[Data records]
**********

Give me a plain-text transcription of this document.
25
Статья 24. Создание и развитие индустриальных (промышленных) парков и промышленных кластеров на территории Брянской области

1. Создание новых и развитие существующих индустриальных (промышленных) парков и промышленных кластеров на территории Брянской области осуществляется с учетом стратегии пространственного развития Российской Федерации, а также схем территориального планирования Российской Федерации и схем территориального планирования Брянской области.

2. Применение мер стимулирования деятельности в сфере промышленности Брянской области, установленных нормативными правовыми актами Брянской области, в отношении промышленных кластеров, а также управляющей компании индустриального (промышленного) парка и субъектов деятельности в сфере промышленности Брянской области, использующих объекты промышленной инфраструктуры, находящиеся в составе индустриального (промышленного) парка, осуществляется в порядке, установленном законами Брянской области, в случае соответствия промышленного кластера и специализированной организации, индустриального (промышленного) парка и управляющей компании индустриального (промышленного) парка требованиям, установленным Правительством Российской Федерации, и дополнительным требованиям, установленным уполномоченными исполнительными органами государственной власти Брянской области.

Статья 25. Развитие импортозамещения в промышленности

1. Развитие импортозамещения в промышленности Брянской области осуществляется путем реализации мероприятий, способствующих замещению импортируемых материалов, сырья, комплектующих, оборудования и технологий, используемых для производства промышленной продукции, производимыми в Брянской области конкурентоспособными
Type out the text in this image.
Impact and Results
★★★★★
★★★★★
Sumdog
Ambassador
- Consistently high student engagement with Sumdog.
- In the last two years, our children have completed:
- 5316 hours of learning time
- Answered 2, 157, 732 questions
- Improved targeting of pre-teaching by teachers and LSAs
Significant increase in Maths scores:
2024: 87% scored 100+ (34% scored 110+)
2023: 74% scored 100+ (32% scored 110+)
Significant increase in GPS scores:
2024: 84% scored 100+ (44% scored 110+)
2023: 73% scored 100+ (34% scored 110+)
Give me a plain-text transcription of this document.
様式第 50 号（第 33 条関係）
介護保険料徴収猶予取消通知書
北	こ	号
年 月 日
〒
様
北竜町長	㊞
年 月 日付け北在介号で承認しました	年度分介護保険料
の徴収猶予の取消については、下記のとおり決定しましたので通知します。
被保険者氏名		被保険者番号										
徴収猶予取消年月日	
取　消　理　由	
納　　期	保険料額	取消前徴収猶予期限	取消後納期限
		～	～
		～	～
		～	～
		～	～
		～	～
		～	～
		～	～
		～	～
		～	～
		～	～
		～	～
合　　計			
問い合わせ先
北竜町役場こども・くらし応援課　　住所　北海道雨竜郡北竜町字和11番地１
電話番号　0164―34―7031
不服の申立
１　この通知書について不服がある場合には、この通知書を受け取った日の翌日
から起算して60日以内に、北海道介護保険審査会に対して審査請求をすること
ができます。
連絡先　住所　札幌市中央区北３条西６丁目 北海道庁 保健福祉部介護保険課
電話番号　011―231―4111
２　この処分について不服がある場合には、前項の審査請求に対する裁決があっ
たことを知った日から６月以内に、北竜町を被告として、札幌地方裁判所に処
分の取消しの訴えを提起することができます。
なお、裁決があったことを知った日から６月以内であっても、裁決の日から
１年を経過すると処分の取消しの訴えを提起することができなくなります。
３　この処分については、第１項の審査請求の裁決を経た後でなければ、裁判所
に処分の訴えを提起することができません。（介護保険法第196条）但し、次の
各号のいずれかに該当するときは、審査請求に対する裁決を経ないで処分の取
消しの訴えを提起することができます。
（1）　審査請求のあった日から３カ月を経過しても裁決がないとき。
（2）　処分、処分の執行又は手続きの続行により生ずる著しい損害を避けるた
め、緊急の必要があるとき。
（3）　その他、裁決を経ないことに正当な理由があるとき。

**********

PROBLEM STATEMENT
Collect from the data above every line that includes "Статья".

RESULT OF THE EXERCISE
Статья 24. Создание и развитие индустриальных (промышленных) парков и промышленных кластеров на территории Брянской области
Статья 25. Развитие импортозамещения в промышленности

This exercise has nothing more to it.